Instructions to follow
Search the listing for the string "active" and copy every line that contains it.

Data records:
++++++

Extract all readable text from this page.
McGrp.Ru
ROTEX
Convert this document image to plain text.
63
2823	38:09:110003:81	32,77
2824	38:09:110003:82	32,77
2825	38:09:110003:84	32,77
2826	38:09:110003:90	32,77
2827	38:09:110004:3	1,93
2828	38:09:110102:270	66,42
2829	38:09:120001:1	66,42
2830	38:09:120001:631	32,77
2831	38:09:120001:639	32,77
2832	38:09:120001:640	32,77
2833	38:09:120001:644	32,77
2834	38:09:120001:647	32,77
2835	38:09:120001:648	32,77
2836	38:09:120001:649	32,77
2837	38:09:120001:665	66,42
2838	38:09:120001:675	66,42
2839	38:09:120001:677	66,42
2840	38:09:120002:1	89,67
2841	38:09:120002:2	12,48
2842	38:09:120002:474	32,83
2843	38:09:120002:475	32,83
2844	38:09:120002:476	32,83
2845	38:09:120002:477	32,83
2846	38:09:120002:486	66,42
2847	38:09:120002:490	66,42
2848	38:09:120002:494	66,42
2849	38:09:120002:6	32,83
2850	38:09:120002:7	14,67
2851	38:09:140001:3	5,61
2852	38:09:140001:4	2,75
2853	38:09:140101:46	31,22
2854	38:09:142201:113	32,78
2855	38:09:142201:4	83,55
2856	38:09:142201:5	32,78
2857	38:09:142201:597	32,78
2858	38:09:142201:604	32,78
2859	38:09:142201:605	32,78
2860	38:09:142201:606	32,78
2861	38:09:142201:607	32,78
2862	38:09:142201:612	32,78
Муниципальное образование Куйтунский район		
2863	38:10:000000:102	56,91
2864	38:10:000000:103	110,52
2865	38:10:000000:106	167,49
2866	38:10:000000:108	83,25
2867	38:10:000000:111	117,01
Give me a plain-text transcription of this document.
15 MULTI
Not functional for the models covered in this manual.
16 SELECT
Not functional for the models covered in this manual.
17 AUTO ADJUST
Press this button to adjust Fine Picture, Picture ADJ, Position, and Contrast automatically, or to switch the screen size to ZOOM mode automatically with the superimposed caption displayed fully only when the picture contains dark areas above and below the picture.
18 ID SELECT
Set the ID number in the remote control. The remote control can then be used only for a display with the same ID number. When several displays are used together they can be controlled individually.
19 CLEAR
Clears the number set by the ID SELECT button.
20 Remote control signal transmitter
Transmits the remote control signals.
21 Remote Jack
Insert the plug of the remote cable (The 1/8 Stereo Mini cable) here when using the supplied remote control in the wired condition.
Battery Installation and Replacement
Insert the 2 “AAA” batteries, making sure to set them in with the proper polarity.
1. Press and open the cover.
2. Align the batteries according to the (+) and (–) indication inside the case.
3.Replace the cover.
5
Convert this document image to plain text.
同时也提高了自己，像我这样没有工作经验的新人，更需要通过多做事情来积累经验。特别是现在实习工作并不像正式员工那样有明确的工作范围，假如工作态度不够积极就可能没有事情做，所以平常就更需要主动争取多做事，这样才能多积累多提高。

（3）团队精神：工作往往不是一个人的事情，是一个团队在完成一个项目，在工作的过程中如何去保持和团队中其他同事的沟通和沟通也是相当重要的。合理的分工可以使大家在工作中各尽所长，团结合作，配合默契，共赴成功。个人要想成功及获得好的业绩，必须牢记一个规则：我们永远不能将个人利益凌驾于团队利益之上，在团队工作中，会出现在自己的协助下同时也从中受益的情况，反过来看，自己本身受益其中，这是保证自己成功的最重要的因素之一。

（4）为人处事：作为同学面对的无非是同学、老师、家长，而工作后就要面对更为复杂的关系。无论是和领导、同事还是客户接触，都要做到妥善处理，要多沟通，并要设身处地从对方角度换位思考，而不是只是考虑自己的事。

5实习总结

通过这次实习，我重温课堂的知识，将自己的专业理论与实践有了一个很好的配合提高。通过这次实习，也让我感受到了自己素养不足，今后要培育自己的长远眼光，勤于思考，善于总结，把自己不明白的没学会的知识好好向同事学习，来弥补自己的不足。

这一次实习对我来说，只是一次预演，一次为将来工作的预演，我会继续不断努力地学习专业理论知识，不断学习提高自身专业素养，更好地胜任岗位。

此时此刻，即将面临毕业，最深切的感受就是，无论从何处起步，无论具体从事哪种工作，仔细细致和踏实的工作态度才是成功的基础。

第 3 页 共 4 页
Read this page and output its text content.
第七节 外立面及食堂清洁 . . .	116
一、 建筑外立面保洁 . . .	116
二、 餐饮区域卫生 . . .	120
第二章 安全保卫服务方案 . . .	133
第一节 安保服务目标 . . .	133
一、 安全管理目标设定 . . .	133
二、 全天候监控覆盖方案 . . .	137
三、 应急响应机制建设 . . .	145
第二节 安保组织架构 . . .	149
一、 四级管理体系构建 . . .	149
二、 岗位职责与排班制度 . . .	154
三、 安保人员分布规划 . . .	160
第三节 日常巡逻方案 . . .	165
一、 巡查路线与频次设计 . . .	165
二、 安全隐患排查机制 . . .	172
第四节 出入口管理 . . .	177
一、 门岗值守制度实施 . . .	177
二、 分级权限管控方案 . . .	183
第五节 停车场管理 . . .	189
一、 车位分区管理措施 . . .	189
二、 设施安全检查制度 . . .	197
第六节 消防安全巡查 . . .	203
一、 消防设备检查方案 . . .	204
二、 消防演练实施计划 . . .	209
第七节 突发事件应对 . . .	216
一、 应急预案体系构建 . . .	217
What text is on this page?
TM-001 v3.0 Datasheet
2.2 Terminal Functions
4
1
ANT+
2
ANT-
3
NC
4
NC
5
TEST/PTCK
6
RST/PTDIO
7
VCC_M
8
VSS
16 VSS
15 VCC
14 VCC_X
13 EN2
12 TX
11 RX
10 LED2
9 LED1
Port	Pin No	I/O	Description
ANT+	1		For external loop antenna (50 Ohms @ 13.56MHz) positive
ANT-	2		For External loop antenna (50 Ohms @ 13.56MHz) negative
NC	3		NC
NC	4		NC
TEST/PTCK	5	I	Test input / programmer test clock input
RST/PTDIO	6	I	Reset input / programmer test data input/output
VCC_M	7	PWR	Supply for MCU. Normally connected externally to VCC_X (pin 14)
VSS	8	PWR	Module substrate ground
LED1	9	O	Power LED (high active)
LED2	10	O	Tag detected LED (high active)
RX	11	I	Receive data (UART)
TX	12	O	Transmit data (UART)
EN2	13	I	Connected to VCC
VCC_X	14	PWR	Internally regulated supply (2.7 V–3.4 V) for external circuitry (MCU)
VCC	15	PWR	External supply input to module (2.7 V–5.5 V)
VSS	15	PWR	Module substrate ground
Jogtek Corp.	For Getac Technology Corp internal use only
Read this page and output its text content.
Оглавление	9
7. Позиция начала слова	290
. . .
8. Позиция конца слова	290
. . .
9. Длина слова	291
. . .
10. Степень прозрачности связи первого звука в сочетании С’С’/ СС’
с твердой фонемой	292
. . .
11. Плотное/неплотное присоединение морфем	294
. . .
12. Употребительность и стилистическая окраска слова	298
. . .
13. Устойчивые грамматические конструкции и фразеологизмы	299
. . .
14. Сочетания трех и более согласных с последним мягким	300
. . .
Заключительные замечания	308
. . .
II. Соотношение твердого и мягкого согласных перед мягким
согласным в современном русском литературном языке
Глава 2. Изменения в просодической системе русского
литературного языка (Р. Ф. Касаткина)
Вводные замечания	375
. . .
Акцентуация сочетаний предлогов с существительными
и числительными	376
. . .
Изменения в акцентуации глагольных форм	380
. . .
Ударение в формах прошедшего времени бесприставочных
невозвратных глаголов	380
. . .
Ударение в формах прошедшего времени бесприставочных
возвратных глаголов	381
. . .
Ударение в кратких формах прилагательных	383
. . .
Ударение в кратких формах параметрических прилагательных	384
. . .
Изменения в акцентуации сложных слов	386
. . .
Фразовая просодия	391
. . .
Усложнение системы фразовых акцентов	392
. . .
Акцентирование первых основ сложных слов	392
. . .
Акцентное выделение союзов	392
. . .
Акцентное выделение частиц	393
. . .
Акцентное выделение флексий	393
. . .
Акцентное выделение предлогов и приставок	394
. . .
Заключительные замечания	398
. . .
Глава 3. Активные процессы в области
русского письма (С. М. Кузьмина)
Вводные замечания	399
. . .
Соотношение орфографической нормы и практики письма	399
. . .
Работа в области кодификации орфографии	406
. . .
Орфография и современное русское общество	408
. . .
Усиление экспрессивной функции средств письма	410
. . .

++++++

Worked answer
LED1	9	O	Power LED (high active)
LED2	10	O	Tag detected LED (high active)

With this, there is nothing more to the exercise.